Aim of the task: Extract each line of the data below exactly as written.
======
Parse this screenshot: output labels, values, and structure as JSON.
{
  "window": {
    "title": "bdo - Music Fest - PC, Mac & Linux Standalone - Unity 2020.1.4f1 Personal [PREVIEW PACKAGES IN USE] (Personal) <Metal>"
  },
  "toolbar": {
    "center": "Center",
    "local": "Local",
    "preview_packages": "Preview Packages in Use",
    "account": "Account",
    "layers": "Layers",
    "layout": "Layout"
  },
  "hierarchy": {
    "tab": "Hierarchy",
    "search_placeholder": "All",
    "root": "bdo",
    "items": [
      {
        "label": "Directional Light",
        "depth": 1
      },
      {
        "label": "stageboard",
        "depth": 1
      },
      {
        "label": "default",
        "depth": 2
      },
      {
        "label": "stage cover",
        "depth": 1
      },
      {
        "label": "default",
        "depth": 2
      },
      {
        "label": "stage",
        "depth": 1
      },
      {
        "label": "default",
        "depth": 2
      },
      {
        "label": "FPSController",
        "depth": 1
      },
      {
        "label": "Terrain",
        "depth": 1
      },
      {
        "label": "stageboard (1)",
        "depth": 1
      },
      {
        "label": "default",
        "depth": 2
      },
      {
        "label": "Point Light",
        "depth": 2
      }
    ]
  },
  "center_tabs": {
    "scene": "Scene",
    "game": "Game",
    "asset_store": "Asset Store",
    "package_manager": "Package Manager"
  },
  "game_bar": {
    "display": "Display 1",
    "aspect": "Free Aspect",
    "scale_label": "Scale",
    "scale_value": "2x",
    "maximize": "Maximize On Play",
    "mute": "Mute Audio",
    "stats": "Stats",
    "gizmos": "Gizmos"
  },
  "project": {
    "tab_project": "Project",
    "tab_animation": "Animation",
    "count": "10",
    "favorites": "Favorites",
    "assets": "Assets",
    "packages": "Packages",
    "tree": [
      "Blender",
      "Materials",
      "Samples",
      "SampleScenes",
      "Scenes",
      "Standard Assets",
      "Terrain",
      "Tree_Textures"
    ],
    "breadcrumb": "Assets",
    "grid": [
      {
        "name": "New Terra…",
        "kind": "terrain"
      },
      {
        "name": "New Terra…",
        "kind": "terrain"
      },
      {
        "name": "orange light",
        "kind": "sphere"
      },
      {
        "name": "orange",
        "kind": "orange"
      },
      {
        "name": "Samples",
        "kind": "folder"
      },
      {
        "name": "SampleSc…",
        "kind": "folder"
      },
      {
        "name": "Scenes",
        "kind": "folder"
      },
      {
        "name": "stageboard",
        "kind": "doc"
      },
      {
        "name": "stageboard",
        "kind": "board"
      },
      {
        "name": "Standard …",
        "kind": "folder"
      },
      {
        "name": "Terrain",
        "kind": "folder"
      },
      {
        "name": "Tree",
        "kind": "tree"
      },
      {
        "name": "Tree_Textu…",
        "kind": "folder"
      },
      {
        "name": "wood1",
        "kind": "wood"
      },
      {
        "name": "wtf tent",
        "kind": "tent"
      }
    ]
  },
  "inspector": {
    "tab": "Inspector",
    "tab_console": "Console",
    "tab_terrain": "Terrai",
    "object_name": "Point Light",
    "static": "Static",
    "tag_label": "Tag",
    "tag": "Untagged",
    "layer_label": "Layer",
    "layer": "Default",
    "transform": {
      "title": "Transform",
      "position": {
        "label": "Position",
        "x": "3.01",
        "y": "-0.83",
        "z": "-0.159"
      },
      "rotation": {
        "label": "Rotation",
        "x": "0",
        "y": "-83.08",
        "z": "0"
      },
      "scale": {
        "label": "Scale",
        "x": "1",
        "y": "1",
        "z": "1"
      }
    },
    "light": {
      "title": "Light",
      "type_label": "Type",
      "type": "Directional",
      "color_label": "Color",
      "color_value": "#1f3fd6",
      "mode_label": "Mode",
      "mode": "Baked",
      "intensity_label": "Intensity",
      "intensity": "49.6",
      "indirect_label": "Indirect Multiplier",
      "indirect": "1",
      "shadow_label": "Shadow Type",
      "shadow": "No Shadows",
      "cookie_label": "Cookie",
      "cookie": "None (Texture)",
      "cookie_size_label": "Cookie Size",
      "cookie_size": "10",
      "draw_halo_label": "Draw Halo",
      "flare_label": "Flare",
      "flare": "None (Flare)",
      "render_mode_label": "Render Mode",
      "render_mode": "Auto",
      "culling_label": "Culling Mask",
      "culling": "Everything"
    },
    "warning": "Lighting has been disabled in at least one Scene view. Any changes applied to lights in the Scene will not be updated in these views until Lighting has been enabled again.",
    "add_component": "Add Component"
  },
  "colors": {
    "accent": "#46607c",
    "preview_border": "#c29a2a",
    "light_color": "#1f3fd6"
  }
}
======
Response:
Parse this screenshot: output labels, values, and structure as JSON.
{
  "window": {
    "title": "bdo - Music Fest - PC, Mac & Linux Standalone - Unity 2020.1.4f1 Personal [PREVIEW PACKAGES IN USE] (Personal) <Metal>"
  },
  "toolbar": {
    "center": "Center",
    "local": "Local",
    "preview_packages": "Preview Packages in Use",
    "account": "Account",
    "layers": "Layers",
    "layout": "Layout"
  },
  "hierarchy": {
    "tab": "Hierarchy",
    "search_placeholder": "All",
    "root": "bdo",
    "items": [
      {
        "label": "Directional Light",
        "depth": 1
      },
      {
        "label": "stageboard",
        "depth": 1
      },
      {
        "label": "default",
        "depth": 2
      },
      {
        "label": "stage cover",
        "depth": 1
      },
      {
        "label": "default",
        "depth": 2
      },
      {
        "label": "stage",
        "depth": 1
      },
      {
        "label": "default",
        "depth": 2
      },
      {
        "label": "FPSController",
        "depth": 1
      },
      {
        "label": "Terrain",
        "depth": 1
      },
      {
        "label": "stageboard (1)",
        "depth": 1
      },
      {
        "label": "default",
        "depth": 2
      },
      {
        "label": "Point Light",
        "depth": 2
      }
    ]
  },
  "center_tabs": {
    "scene": "Scene",
    "game": "Game",
    "asset_store": "Asset Store",
    "package_manager": "Package Manager"
  },
  "game_bar": {
    "display": "Display 1",
    "aspect": "Free Aspect",
    "scale_label": "Scale",
    "scale_value": "2x",
    "maximize": "Maximize On Play",
    "mute": "Mute Audio",
    "stats": "Stats",
    "gizmos": "Gizmos"
  },
  "project": {
    "tab_project": "Project",
    "tab_animation": "Animation",
    "count": "10",
    "favorites": "Favorites",
    "assets": "Assets",
    "packages": "Packages",
    "tree": [
      "Blender",
      "Materials",
      "Samples",
      "SampleScenes",
      "Scenes",
      "Standard Assets",
      "Terrain",
      "Tree_Textures"
    ],
    "breadcrumb": "Assets",
    "grid": [
      {
        "name": "New Terra…",
        "kind": "terrain"
      },
      {
        "name": "New Terra…",
        "kind": "terrain"
      },
      {
        "name": "orange light",
        "kind": "sphere"
      },
      {
        "name": "orange",
        "kind": "orange"
      },
      {
        "name": "Samples",
        "kind": "folder"
      },
      {
        "name": "SampleSc…",
        "kind": "folder"
      },
      {
        "name": "Scenes",
        "kind": "folder"
      },
      {
        "name": "stageboard",
        "kind": "doc"
      },
      {
        "name": "stageboard",
        "kind": "board"
      },
      {
        "name": "Standard …",
        "kind": "folder"
      },
      {
        "name": "Terrain",
        "kind": "folder"
      },
      {
        "name": "Tree",
        "kind": "tree"
      },
      {
        "name": "Tree_Textu…",
        "kind": "folder"
      },
      {
        "name": "wood1",
        "kind": "wood"
      },
      {
        "name": "wtf tent",
        "kind": "tent"
      }
    ]
  },
  "inspector": {
    "tab": "Inspector",
    "tab_console": "Console",
    "tab_terrain": "Terrai",
    "object_name": "Point Light",
    "static": "Static",
    "tag_label": "Tag",
    "tag": "Untagged",
    "layer_label": "Layer",
    "layer": "Default",
    "transform": {
      "title": "Transform",
      "position": {
        "label": "Position",
        "x": "3.01",
        "y": "-0.83",
        "z": "-0.159"
      },
      "rotation": {
        "label": "Rotation",
        "x": "0",
        "y": "-83.08",
        "z": "0"
      },
      "scale": {
        "label": "Scale",
        "x": "1",
        "y": "1",
        "z": "1"
      }
    },
    "light": {
      "title": "Light",
      "type_label": "Type",
      "type": "Directional",
      "color_label": "Color",
      "color_value": "#1f3fd6",
      "mode_label": "Mode",
      "mode": "Baked",
      "intensity_label": "Intensity",
      "intensity": "49.6",
      "indirect_label": "Indirect Multiplier",
      "indirect": "1",
      "shadow_label": "Shadow Type",
      "shadow": "No Shadows",
      "cookie_label": "Cookie",
      "cookie": "None (Texture)",
      "cookie_size_label": "Cookie Size",
      "cookie_size": "10",
      "draw_halo_label": "Draw Halo",
      "flare_label": "Flare",
      "flare": "None (Flare)",
      "render_mode_label": "Render Mode",
      "render_mode": "Auto",
      "culling_label": "Culling Mask",
      "culling": "Everything"
    },
    "warning": "Lighting has been disabled in at least one Scene view. Any changes applied to lights in the Scene will not be updated in these views until Lighting has been enabled again.",
    "add_component": "Add Component"
  },
  "colors": {
    "accent": "#46607c",
    "preview_border": "#c29a2a",
    "light_color": "#1f3fd6"
  }
}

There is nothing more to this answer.